**Exercise**
Every entry that follows should be repeated exactly; drop the images.

^^^^^^^^

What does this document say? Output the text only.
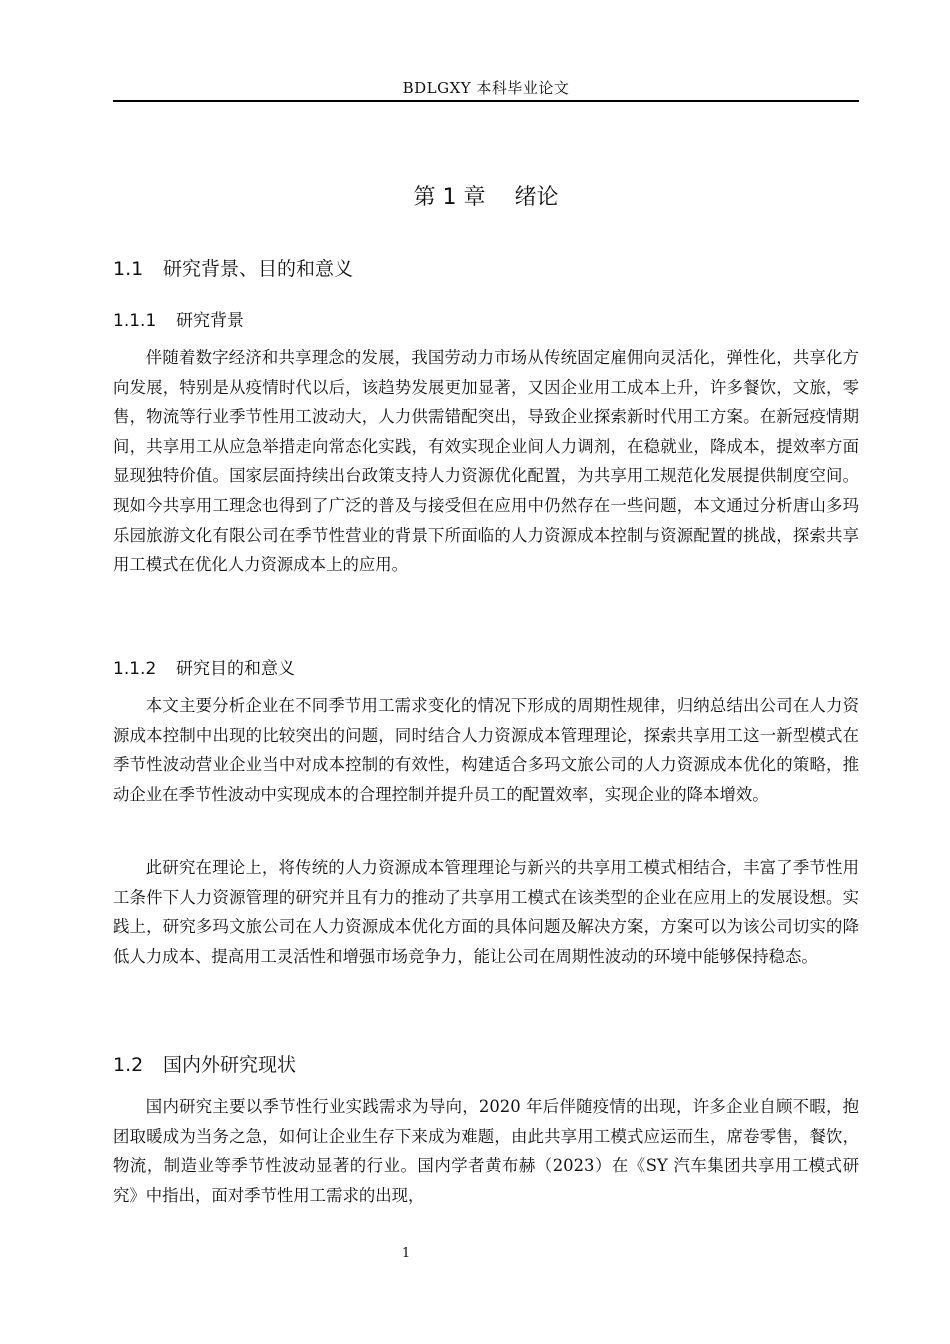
BDLGXY 本科毕业论文
第 1 章　 绪论
1.1 研究背景、目的和意义
1.1.1 研究背景

伴随着数字经济和共享理念的发展，我国劳动力市场从传统固定雇佣向灵活化，弹性化，共享化方向发展，特别是从疫情时代以后，该趋势发展更加显著，又因企业用工成本上升，许多餐饮，文旅，零售，物流等行业季节性用工波动大，人力供需错配突出，导致企业探索新时代用工方案。在新冠疫情期间，共享用工从应急举措走向常态化实践，有效实现企业间人力调剂，在稳就业，降成本，提效率方面显现独特价值。国家层面持续出台政策支持人力资源优化配置，为共享用工规范化发展提供制度空间。现如今共享用工理念也得到了广泛的普及与接受但在应用中仍然存在一些问题，本文通过分析唐山多玛乐园旅游文化有限公司在季节性营业的背景下所面临的人力资源成本控制与资源配置的挑战，探索共享用工模式在优化人力资源成本上的应用。

1.1.2 研究目的和意义

本文主要分析企业在不同季节用工需求变化的情况下形成的周期性规律，归纳总结出公司在人力资源成本控制中出现的比较突出的问题，同时结合人力资源成本管理理论，探索共享用工这一新型模式在季节性波动营业企业当中对成本控制的有效性，构建适合多玛文旅公司的人力资源成本优化的策略，推动企业在季节性波动中实现成本的合理控制并提升员工的配置效率，实现企业的降本增效。

此研究在理论上，将传统的人力资源成本管理理论与新兴的共享用工模式相结合，丰富了季节性用工条件下人力资源管理的研究并且有力的推动了共享用工模式在该类型的企业在应用上的发展设想。实践上，研究多玛文旅公司在人力资源成本优化方面的具体问题及解决方案，方案可以为该公司切实的降低人力成本、提高用工灵活性和增强市场竞争力，能让公司在周期性波动的环境中能够保持稳态。

1.2 国内外研究现状

国内研究主要以季节性行业实践需求为导向，2020 年后伴随疫情的出现，许多企业自顾不暇，抱团取暖成为当务之急，如何让企业生存下来成为难题，由此共享用工模式应运而生，席卷零售，餐饮，物流，制造业等季节性波动显著的行业。国内学者黄布赫（2023）在《SY 汽车集团共享用工模式研究》中指出，面对季节性用工需求的出现，

1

^^^^^^^^

**The reply**
What does this document say? Output the text only.
BDLGXY 本科毕业论文
第 1 章　 绪论
1.1 研究背景、目的和意义
1.1.1 研究背景

伴随着数字经济和共享理念的发展，我国劳动力市场从传统固定雇佣向灵活化，弹性化，共享化方向发展，特别是从疫情时代以后，该趋势发展更加显著，又因企业用工成本上升，许多餐饮，文旅，零售，物流等行业季节性用工波动大，人力供需错配突出，导致企业探索新时代用工方案。在新冠疫情期间，共享用工从应急举措走向常态化实践，有效实现企业间人力调剂，在稳就业，降成本，提效率方面显现独特价值。国家层面持续出台政策支持人力资源优化配置，为共享用工规范化发展提供制度空间。现如今共享用工理念也得到了广泛的普及与接受但在应用中仍然存在一些问题，本文通过分析唐山多玛乐园旅游文化有限公司在季节性营业的背景下所面临的人力资源成本控制与资源配置的挑战，探索共享用工模式在优化人力资源成本上的应用。

1.1.2 研究目的和意义

本文主要分析企业在不同季节用工需求变化的情况下形成的周期性规律，归纳总结出公司在人力资源成本控制中出现的比较突出的问题，同时结合人力资源成本管理理论，探索共享用工这一新型模式在季节性波动营业企业当中对成本控制的有效性，构建适合多玛文旅公司的人力资源成本优化的策略，推动企业在季节性波动中实现成本的合理控制并提升员工的配置效率，实现企业的降本增效。

此研究在理论上，将传统的人力资源成本管理理论与新兴的共享用工模式相结合，丰富了季节性用工条件下人力资源管理的研究并且有力的推动了共享用工模式在该类型的企业在应用上的发展设想。实践上，研究多玛文旅公司在人力资源成本优化方面的具体问题及解决方案，方案可以为该公司切实的降低人力成本、提高用工灵活性和增强市场竞争力，能让公司在周期性波动的环境中能够保持稳态。

1.2 国内外研究现状

国内研究主要以季节性行业实践需求为导向，2020 年后伴随疫情的出现，许多企业自顾不暇，抱团取暖成为当务之急，如何让企业生存下来成为难题，由此共享用工模式应运而生，席卷零售，餐饮，物流，制造业等季节性波动显著的行业。国内学者黄布赫（2023）在《SY 汽车集团共享用工模式研究》中指出，面对季节性用工需求的出现，

1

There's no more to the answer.